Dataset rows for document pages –

----------

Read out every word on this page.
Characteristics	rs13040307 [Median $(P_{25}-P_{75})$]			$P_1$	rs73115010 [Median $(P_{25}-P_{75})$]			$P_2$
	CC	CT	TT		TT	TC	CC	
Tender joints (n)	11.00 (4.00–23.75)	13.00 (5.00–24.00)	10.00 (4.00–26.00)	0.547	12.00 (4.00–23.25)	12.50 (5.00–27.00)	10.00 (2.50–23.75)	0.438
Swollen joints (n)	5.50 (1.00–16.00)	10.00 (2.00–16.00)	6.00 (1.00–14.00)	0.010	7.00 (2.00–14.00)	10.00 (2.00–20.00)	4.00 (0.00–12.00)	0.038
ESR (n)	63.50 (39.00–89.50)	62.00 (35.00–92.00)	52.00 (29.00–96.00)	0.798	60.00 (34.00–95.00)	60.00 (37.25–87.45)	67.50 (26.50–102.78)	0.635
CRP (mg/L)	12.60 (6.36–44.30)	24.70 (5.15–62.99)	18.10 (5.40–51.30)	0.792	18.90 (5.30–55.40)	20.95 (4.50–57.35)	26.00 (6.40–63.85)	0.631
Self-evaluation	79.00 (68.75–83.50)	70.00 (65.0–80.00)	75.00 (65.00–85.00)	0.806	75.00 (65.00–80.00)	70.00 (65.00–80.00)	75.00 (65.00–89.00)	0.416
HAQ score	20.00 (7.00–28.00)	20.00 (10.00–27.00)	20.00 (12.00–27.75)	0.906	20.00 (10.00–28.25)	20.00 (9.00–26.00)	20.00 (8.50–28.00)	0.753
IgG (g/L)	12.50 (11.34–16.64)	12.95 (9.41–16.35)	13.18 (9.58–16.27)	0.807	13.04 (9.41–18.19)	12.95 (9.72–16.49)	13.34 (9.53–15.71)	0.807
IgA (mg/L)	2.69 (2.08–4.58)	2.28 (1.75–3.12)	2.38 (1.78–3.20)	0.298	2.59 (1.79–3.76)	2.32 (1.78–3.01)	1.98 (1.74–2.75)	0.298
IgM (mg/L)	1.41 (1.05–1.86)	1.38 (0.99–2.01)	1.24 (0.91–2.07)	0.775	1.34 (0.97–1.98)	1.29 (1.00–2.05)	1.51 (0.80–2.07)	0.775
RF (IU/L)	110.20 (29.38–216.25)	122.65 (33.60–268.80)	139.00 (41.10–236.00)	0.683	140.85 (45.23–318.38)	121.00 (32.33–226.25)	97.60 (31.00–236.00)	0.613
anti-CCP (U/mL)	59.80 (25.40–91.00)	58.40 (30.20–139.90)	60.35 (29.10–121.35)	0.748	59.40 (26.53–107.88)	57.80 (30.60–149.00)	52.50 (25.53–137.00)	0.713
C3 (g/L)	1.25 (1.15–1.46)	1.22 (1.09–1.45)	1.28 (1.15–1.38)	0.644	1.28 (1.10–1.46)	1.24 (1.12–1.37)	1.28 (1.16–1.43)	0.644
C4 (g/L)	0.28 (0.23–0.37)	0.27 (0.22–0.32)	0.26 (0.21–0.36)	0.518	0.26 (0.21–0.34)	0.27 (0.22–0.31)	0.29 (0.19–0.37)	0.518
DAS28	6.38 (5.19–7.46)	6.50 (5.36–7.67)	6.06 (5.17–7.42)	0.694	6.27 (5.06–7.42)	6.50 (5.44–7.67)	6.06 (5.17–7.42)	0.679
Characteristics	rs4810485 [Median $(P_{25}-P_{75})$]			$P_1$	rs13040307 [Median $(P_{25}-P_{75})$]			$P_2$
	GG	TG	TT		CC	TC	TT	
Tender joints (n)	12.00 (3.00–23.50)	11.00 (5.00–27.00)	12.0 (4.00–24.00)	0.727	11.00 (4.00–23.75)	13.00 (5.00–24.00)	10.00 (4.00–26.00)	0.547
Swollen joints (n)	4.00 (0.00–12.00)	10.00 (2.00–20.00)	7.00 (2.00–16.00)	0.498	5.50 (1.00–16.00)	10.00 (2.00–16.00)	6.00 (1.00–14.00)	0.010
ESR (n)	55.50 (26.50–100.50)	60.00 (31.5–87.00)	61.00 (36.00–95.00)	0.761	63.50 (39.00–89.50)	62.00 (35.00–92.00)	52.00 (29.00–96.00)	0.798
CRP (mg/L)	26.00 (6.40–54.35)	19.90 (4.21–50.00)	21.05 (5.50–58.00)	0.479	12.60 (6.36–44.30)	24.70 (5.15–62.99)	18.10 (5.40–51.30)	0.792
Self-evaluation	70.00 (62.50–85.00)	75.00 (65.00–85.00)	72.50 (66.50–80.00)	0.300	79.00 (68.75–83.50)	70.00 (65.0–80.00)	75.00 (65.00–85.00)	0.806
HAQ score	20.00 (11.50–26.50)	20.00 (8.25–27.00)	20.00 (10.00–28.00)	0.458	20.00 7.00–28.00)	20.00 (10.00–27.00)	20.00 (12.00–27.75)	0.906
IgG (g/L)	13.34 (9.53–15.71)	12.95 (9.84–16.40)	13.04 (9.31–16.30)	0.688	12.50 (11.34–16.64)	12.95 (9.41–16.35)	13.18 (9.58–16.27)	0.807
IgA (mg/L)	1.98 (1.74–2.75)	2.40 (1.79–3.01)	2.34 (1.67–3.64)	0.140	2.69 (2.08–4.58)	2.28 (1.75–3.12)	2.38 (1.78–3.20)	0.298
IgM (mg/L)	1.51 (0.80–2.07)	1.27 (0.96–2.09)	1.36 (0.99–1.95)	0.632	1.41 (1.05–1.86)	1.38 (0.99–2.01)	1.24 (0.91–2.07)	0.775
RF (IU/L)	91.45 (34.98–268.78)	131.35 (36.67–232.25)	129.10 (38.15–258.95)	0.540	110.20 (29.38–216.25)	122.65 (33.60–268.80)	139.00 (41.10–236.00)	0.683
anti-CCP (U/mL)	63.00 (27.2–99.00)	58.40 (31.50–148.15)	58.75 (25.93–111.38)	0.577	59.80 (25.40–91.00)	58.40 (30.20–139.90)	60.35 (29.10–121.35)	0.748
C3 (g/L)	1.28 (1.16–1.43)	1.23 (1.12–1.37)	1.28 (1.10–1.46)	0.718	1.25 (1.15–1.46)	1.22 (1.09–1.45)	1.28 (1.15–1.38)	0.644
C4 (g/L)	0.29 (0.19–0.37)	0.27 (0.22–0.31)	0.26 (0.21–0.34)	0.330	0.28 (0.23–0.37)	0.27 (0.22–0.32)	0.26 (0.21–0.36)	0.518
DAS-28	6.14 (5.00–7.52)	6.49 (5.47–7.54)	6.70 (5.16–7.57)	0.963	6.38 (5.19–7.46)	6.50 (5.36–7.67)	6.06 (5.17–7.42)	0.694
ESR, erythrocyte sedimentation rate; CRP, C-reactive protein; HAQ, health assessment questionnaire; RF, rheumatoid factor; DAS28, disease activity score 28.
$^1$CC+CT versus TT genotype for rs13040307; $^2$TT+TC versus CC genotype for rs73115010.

----------

YOUR TASK – Output the records once more, exactly as they stand.

ANSWER AREA –
Read out every word on this page.
Characteristics	rs13040307 [Median $(P_{25}-P_{75})$]			$P_1$	rs73115010 [Median $(P_{25}-P_{75})$]			$P_2$
	CC	CT	TT		TT	TC	CC	
Tender joints (n)	11.00 (4.00–23.75)	13.00 (5.00–24.00)	10.00 (4.00–26.00)	0.547	12.00 (4.00–23.25)	12.50 (5.00–27.00)	10.00 (2.50–23.75)	0.438
Swollen joints (n)	5.50 (1.00–16.00)	10.00 (2.00–16.00)	6.00 (1.00–14.00)	0.010	7.00 (2.00–14.00)	10.00 (2.00–20.00)	4.00 (0.00–12.00)	0.038
ESR (n)	63.50 (39.00–89.50)	62.00 (35.00–92.00)	52.00 (29.00–96.00)	0.798	60.00 (34.00–95.00)	60.00 (37.25–87.45)	67.50 (26.50–102.78)	0.635
CRP (mg/L)	12.60 (6.36–44.30)	24.70 (5.15–62.99)	18.10 (5.40–51.30)	0.792	18.90 (5.30–55.40)	20.95 (4.50–57.35)	26.00 (6.40–63.85)	0.631
Self-evaluation	79.00 (68.75–83.50)	70.00 (65.0–80.00)	75.00 (65.00–85.00)	0.806	75.00 (65.00–80.00)	70.00 (65.00–80.00)	75.00 (65.00–89.00)	0.416
HAQ score	20.00 (7.00–28.00)	20.00 (10.00–27.00)	20.00 (12.00–27.75)	0.906	20.00 (10.00–28.25)	20.00 (9.00–26.00)	20.00 (8.50–28.00)	0.753
IgG (g/L)	12.50 (11.34–16.64)	12.95 (9.41–16.35)	13.18 (9.58–16.27)	0.807	13.04 (9.41–18.19)	12.95 (9.72–16.49)	13.34 (9.53–15.71)	0.807
IgA (mg/L)	2.69 (2.08–4.58)	2.28 (1.75–3.12)	2.38 (1.78–3.20)	0.298	2.59 (1.79–3.76)	2.32 (1.78–3.01)	1.98 (1.74–2.75)	0.298
IgM (mg/L)	1.41 (1.05–1.86)	1.38 (0.99–2.01)	1.24 (0.91–2.07)	0.775	1.34 (0.97–1.98)	1.29 (1.00–2.05)	1.51 (0.80–2.07)	0.775
RF (IU/L)	110.20 (29.38–216.25)	122.65 (33.60–268.80)	139.00 (41.10–236.00)	0.683	140.85 (45.23–318.38)	121.00 (32.33–226.25)	97.60 (31.00–236.00)	0.613
anti-CCP (U/mL)	59.80 (25.40–91.00)	58.40 (30.20–139.90)	60.35 (29.10–121.35)	0.748	59.40 (26.53–107.88)	57.80 (30.60–149.00)	52.50 (25.53–137.00)	0.713
C3 (g/L)	1.25 (1.15–1.46)	1.22 (1.09–1.45)	1.28 (1.15–1.38)	0.644	1.28 (1.10–1.46)	1.24 (1.12–1.37)	1.28 (1.16–1.43)	0.644
C4 (g/L)	0.28 (0.23–0.37)	0.27 (0.22–0.32)	0.26 (0.21–0.36)	0.518	0.26 (0.21–0.34)	0.27 (0.22–0.31)	0.29 (0.19–0.37)	0.518
DAS28	6.38 (5.19–7.46)	6.50 (5.36–7.67)	6.06 (5.17–7.42)	0.694	6.27 (5.06–7.42)	6.50 (5.44–7.67)	6.06 (5.17–7.42)	0.679
Characteristics	rs4810485 [Median $(P_{25}-P_{75})$]			$P_1$	rs13040307 [Median $(P_{25}-P_{75})$]			$P_2$
	GG	TG	TT		CC	TC	TT	
Tender joints (n)	12.00 (3.00–23.50)	11.00 (5.00–27.00)	12.0 (4.00–24.00)	0.727	11.00 (4.00–23.75)	13.00 (5.00–24.00)	10.00 (4.00–26.00)	0.547
Swollen joints (n)	4.00 (0.00–12.00)	10.00 (2.00–20.00)	7.00 (2.00–16.00)	0.498	5.50 (1.00–16.00)	10.00 (2.00–16.00)	6.00 (1.00–14.00)	0.010
ESR (n)	55.50 (26.50–100.50)	60.00 (31.5–87.00)	61.00 (36.00–95.00)	0.761	63.50 (39.00–89.50)	62.00 (35.00–92.00)	52.00 (29.00–96.00)	0.798
CRP (mg/L)	26.00 (6.40–54.35)	19.90 (4.21–50.00)	21.05 (5.50–58.00)	0.479	12.60 (6.36–44.30)	24.70 (5.15–62.99)	18.10 (5.40–51.30)	0.792
Self-evaluation	70.00 (62.50–85.00)	75.00 (65.00–85.00)	72.50 (66.50–80.00)	0.300	79.00 (68.75–83.50)	70.00 (65.0–80.00)	75.00 (65.00–85.00)	0.806
HAQ score	20.00 (11.50–26.50)	20.00 (8.25–27.00)	20.00 (10.00–28.00)	0.458	20.00 7.00–28.00)	20.00 (10.00–27.00)	20.00 (12.00–27.75)	0.906
IgG (g/L)	13.34 (9.53–15.71)	12.95 (9.84–16.40)	13.04 (9.31–16.30)	0.688	12.50 (11.34–16.64)	12.95 (9.41–16.35)	13.18 (9.58–16.27)	0.807
IgA (mg/L)	1.98 (1.74–2.75)	2.40 (1.79–3.01)	2.34 (1.67–3.64)	0.140	2.69 (2.08–4.58)	2.28 (1.75–3.12)	2.38 (1.78–3.20)	0.298
IgM (mg/L)	1.51 (0.80–2.07)	1.27 (0.96–2.09)	1.36 (0.99–1.95)	0.632	1.41 (1.05–1.86)	1.38 (0.99–2.01)	1.24 (0.91–2.07)	0.775
RF (IU/L)	91.45 (34.98–268.78)	131.35 (36.67–232.25)	129.10 (38.15–258.95)	0.540	110.20 (29.38–216.25)	122.65 (33.60–268.80)	139.00 (41.10–236.00)	0.683
anti-CCP (U/mL)	63.00 (27.2–99.00)	58.40 (31.50–148.15)	58.75 (25.93–111.38)	0.577	59.80 (25.40–91.00)	58.40 (30.20–139.90)	60.35 (29.10–121.35)	0.748
C3 (g/L)	1.28 (1.16–1.43)	1.23 (1.12–1.37)	1.28 (1.10–1.46)	0.718	1.25 (1.15–1.46)	1.22 (1.09–1.45)	1.28 (1.15–1.38)	0.644
C4 (g/L)	0.29 (0.19–0.37)	0.27 (0.22–0.31)	0.26 (0.21–0.34)	0.330	0.28 (0.23–0.37)	0.27 (0.22–0.32)	0.26 (0.21–0.36)	0.518
DAS-28	6.14 (5.00–7.52)	6.49 (5.47–7.54)	6.70 (5.16–7.57)	0.963	6.38 (5.19–7.46)	6.50 (5.36–7.67)	6.06 (5.17–7.42)	0.694
ESR, erythrocyte sedimentation rate; CRP, C-reactive protein; HAQ, health assessment questionnaire; RF, rheumatoid factor; DAS28, disease activity score 28.
$^1$CC+CT versus TT genotype for rs13040307; $^2$TT+TC versus CC genotype for rs73115010.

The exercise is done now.